(Data extracted from a collection)
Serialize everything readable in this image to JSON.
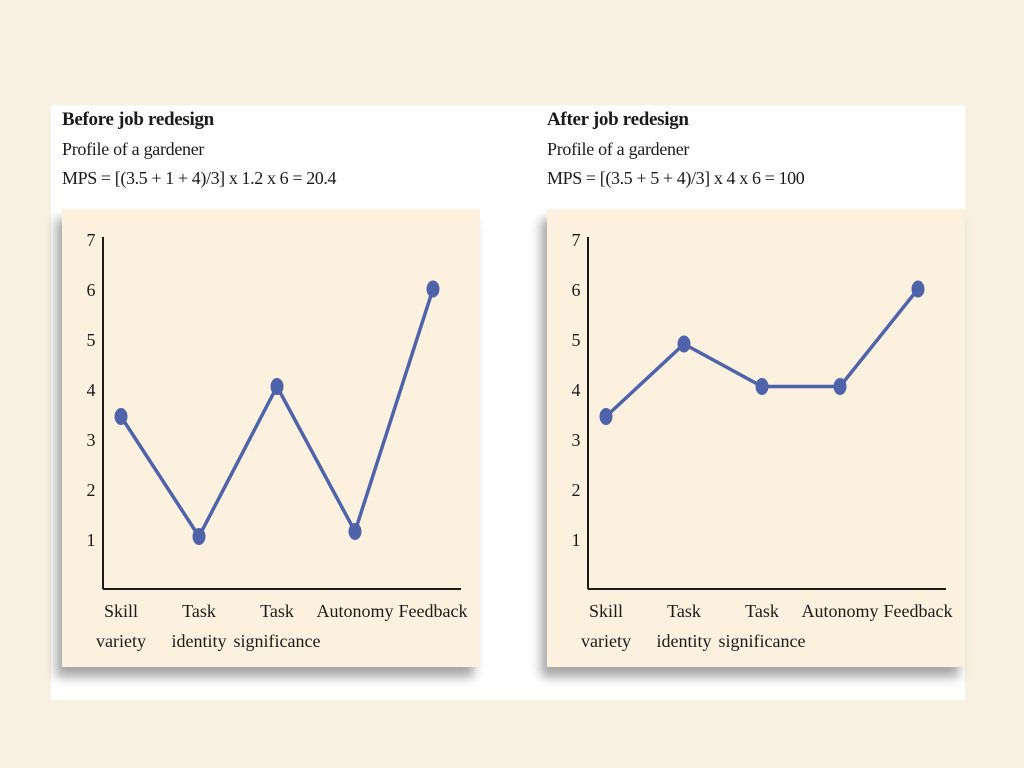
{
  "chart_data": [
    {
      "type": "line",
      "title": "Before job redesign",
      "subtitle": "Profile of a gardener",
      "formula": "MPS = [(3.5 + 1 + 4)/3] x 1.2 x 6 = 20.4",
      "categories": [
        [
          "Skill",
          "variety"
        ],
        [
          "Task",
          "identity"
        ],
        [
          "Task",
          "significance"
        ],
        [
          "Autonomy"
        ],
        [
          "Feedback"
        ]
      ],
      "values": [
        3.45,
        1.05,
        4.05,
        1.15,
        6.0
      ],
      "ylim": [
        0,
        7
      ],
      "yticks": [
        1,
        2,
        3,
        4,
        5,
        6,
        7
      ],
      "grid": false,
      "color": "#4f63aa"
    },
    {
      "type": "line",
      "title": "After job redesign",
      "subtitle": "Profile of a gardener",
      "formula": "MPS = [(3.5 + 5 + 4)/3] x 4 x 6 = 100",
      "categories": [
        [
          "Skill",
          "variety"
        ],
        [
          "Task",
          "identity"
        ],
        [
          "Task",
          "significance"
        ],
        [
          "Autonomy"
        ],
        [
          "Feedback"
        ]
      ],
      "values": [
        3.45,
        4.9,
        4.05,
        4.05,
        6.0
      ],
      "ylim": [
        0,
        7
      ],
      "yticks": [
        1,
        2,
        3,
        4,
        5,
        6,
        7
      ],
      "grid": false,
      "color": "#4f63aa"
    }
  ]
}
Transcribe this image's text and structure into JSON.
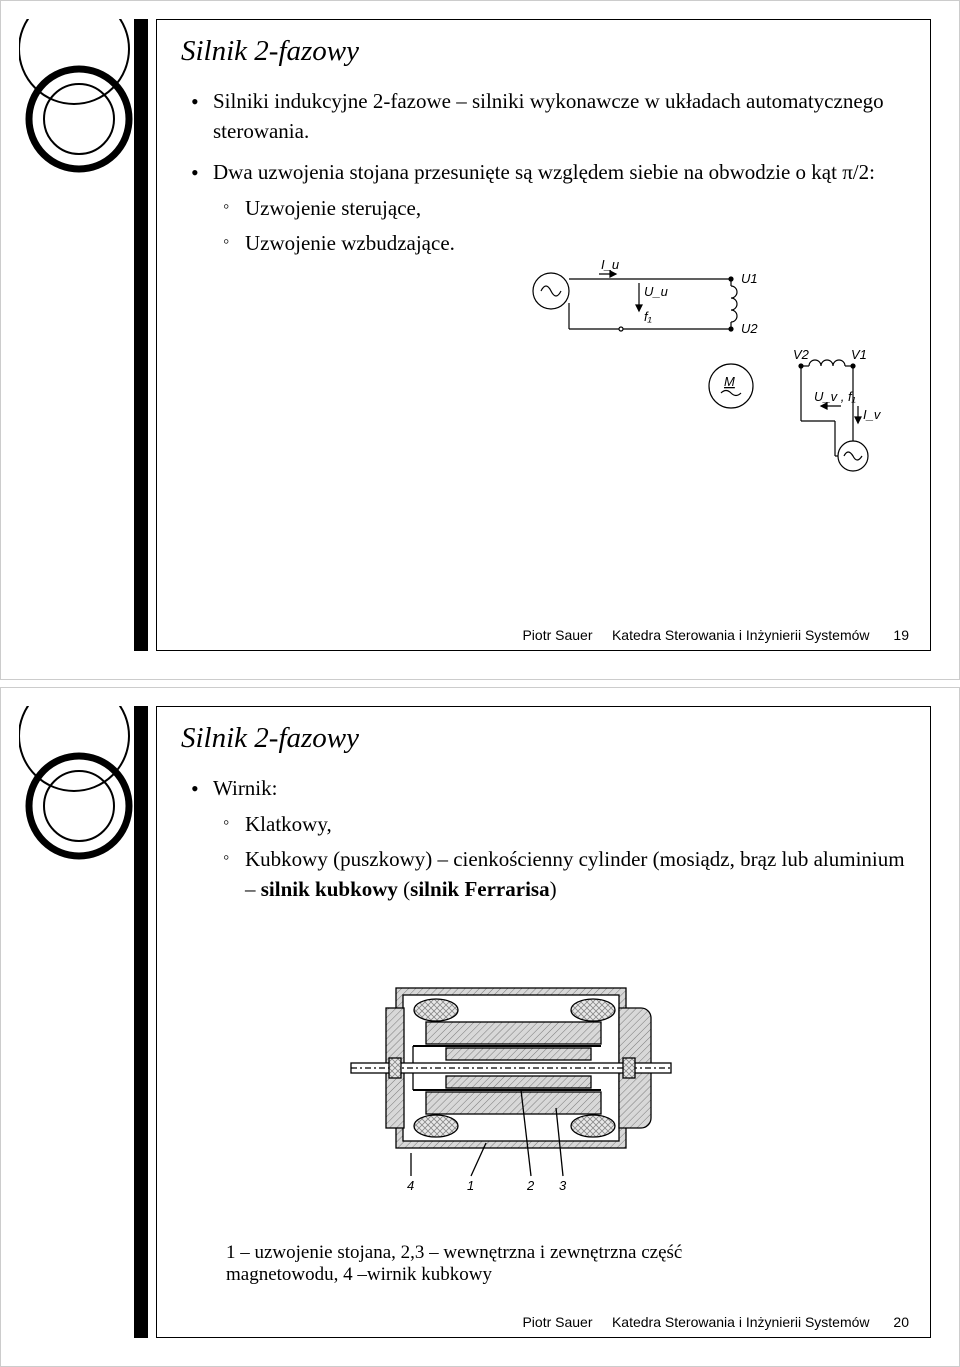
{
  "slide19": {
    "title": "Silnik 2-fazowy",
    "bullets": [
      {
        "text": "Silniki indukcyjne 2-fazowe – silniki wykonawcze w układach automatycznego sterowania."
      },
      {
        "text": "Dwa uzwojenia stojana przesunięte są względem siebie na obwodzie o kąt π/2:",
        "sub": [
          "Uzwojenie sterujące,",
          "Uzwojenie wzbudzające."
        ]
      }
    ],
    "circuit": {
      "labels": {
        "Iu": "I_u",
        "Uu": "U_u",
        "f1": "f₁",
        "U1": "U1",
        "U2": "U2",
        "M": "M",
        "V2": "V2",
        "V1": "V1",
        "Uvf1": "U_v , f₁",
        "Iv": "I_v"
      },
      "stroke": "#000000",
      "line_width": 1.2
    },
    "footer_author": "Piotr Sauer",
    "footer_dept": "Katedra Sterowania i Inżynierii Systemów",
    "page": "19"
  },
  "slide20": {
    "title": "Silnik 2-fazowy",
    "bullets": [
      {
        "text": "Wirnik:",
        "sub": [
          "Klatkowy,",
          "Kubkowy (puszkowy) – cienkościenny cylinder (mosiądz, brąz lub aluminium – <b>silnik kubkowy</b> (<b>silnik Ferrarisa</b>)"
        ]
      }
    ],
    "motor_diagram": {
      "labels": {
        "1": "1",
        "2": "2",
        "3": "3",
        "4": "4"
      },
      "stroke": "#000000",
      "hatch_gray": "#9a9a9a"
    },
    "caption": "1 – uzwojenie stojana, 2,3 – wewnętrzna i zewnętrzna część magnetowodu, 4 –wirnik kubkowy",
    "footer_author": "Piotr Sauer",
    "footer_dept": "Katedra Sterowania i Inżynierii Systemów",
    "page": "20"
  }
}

### Written task
Transcribe the full listing above exactly as it stands, minus the pictures.

### Complete response
Serialize everything readable in this image to JSON.
{
  "chart_data": [
    {
      "type": "line",
      "title": "Before job redesign",
      "subtitle": "Profile of a gardener",
      "formula": "MPS = [(3.5 + 1 + 4)/3] x 1.2 x 6 = 20.4",
      "categories": [
        [
          "Skill",
          "variety"
        ],
        [
          "Task",
          "identity"
        ],
        [
          "Task",
          "significance"
        ],
        [
          "Autonomy"
        ],
        [
          "Feedback"
        ]
      ],
      "values": [
        3.45,
        1.05,
        4.05,
        1.15,
        6.0
      ],
      "ylim": [
        0,
        7
      ],
      "yticks": [
        1,
        2,
        3,
        4,
        5,
        6,
        7
      ],
      "grid": false,
      "color": "#4f63aa"
    },
    {
      "type": "line",
      "title": "After job redesign",
      "subtitle": "Profile of a gardener",
      "formula": "MPS = [(3.5 + 5 + 4)/3] x 4 x 6 = 100",
      "categories": [
        [
          "Skill",
          "variety"
        ],
        [
          "Task",
          "identity"
        ],
        [
          "Task",
          "significance"
        ],
        [
          "Autonomy"
        ],
        [
          "Feedback"
        ]
      ],
      "values": [
        3.45,
        4.9,
        4.05,
        4.05,
        6.0
      ],
      "ylim": [
        0,
        7
      ],
      "yticks": [
        1,
        2,
        3,
        4,
        5,
        6,
        7
      ],
      "grid": false,
      "color": "#4f63aa"
    }
  ]
}
Transcribe this image's text and structure into JSON.
{
  "slide19": {
    "title": "Silnik 2-fazowy",
    "bullets": [
      {
        "text": "Silniki indukcyjne 2-fazowe – silniki wykonawcze w układach automatycznego sterowania."
      },
      {
        "text": "Dwa uzwojenia stojana przesunięte są względem siebie na obwodzie o kąt π/2:",
        "sub": [
          "Uzwojenie sterujące,",
          "Uzwojenie wzbudzające."
        ]
      }
    ],
    "circuit": {
      "labels": {
        "Iu": "I_u",
        "Uu": "U_u",
        "f1": "f₁",
        "U1": "U1",
        "U2": "U2",
        "M": "M",
        "V2": "V2",
        "V1": "V1",
        "Uvf1": "U_v , f₁",
        "Iv": "I_v"
      },
      "stroke": "#000000",
      "line_width": 1.2
    },
    "footer_author": "Piotr Sauer",
    "footer_dept": "Katedra Sterowania i Inżynierii Systemów",
    "page": "19"
  },
  "slide20": {
    "title": "Silnik 2-fazowy",
    "bullets": [
      {
        "text": "Wirnik:",
        "sub": [
          "Klatkowy,",
          "Kubkowy (puszkowy) – cienkościenny cylinder (mosiądz, brąz lub aluminium – <b>silnik kubkowy</b> (<b>silnik Ferrarisa</b>)"
        ]
      }
    ],
    "motor_diagram": {
      "labels": {
        "1": "1",
        "2": "2",
        "3": "3",
        "4": "4"
      },
      "stroke": "#000000",
      "hatch_gray": "#9a9a9a"
    },
    "caption": "1 – uzwojenie stojana, 2,3 – wewnętrzna i zewnętrzna część magnetowodu, 4 –wirnik kubkowy",
    "footer_author": "Piotr Sauer",
    "footer_dept": "Katedra Sterowania i Inżynierii Systemów",
    "page": "20"
  }
}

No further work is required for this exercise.